Exercise brief
Every record must be transcribed in its entirety, apart from the images, which are to be omitted.

Listed records
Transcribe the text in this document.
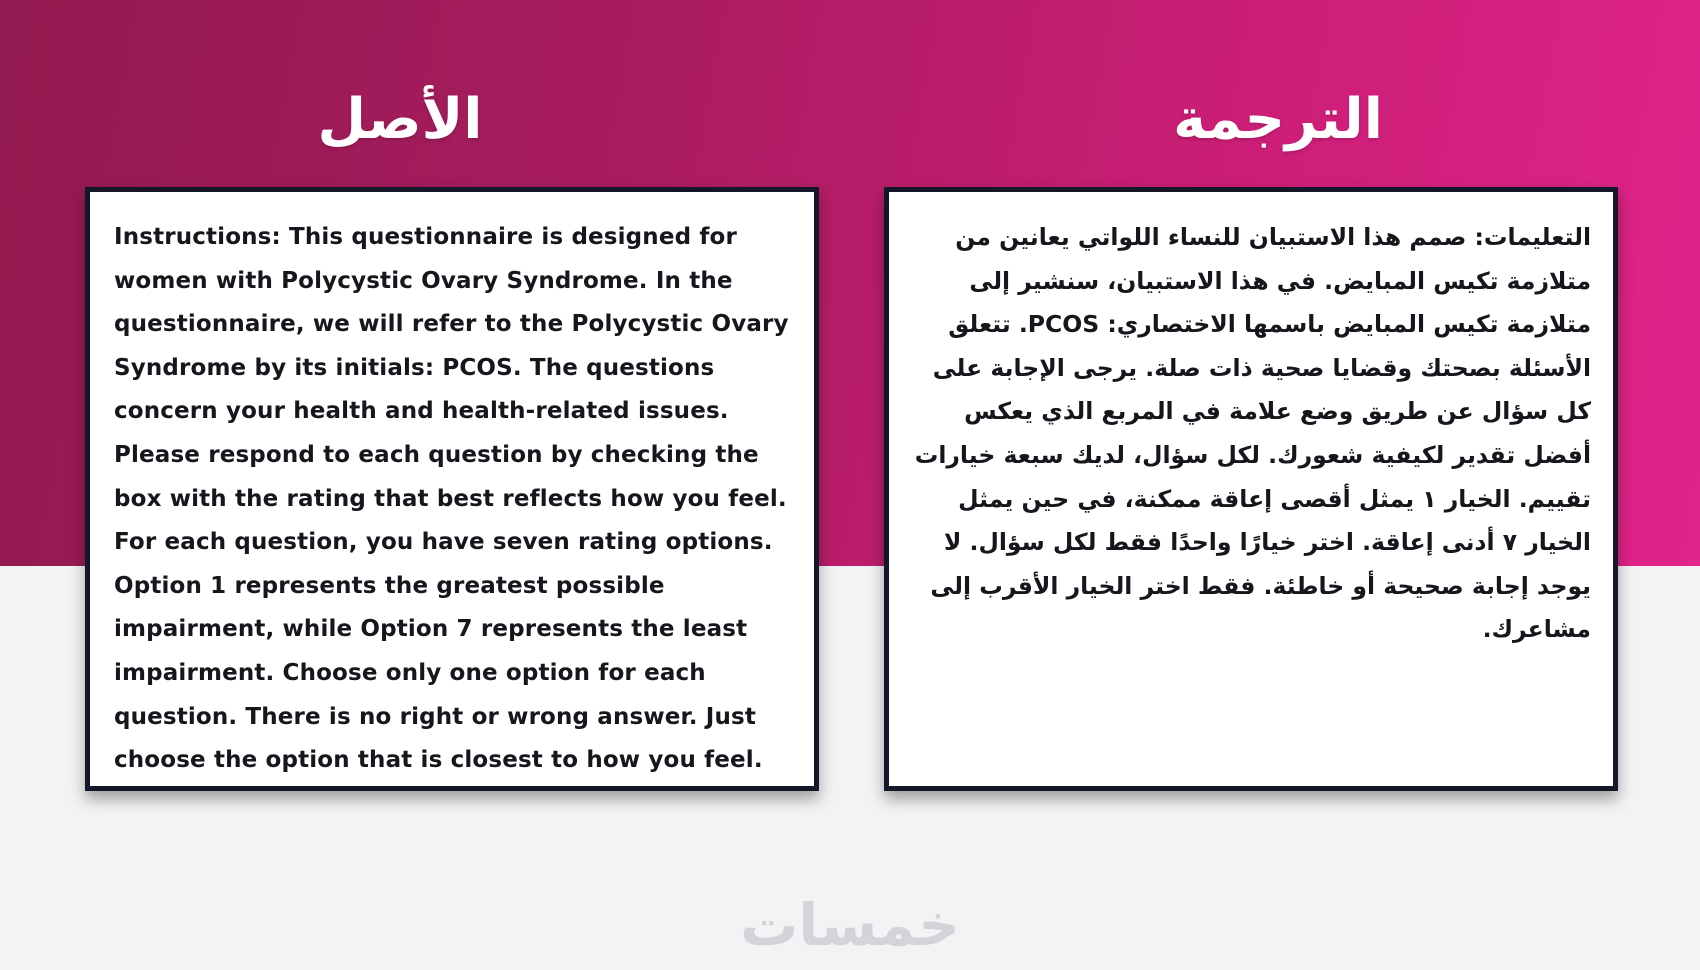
الأصل	الترجمة

Instructions: This questionnaire is designed for women with Polycystic Ovary Syndrome. In the questionnaire, we will refer to the Polycystic Ovary Syndrome by its initials: PCOS. The questions concern your health and health-related issues. Please respond to each question by checking the box with the rating that best reflects how you feel. For each question, you have seven rating options. Option 1 represents the greatest possible impairment, while Option 7 represents the least impairment. Choose only one option for each question. There is no right or wrong answer. Just choose the option that is closest to how you feel.

التعليمات: صمم هذا الاستبيان للنساء اللواتي يعانين من متلازمة تكيس المبايض. في هذا الاستبيان، سنشير إلى متلازمة تكيس المبايض باسمها الاختصاري: PCOS. تتعلق الأسئلة بصحتك وقضايا صحية ذات صلة. يرجى الإجابة على كل سؤال عن طريق وضع علامة في المربع الذي يعكس أفضل تقدير لكيفية شعورك. لكل سؤال، لديك سبعة خيارات تقييم. الخيار ١ يمثل أقصى إعاقة ممكنة، في حين يمثل الخيار ٧ أدنى إعاقة. اختر خيارًا واحدًا فقط لكل سؤال. لا يوجد إجابة صحيحة أو خاطئة. فقط اختر الخيار الأقرب إلى مشاعرك.

خمسات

Written reply
Transcribe the text in this document.
الأصل	الترجمة

Instructions: This questionnaire is designed for women with Polycystic Ovary Syndrome. In the questionnaire, we will refer to the Polycystic Ovary Syndrome by its initials: PCOS. The questions concern your health and health-related issues. Please respond to each question by checking the box with the rating that best reflects how you feel. For each question, you have seven rating options. Option 1 represents the greatest possible impairment, while Option 7 represents the least impairment. Choose only one option for each question. There is no right or wrong answer. Just choose the option that is closest to how you feel.

التعليمات: صمم هذا الاستبيان للنساء اللواتي يعانين من متلازمة تكيس المبايض. في هذا الاستبيان، سنشير إلى متلازمة تكيس المبايض باسمها الاختصاري: PCOS. تتعلق الأسئلة بصحتك وقضايا صحية ذات صلة. يرجى الإجابة على كل سؤال عن طريق وضع علامة في المربع الذي يعكس أفضل تقدير لكيفية شعورك. لكل سؤال، لديك سبعة خيارات تقييم. الخيار ١ يمثل أقصى إعاقة ممكنة، في حين يمثل الخيار ٧ أدنى إعاقة. اختر خيارًا واحدًا فقط لكل سؤال. لا يوجد إجابة صحيحة أو خاطئة. فقط اختر الخيار الأقرب إلى مشاعرك.

خمسات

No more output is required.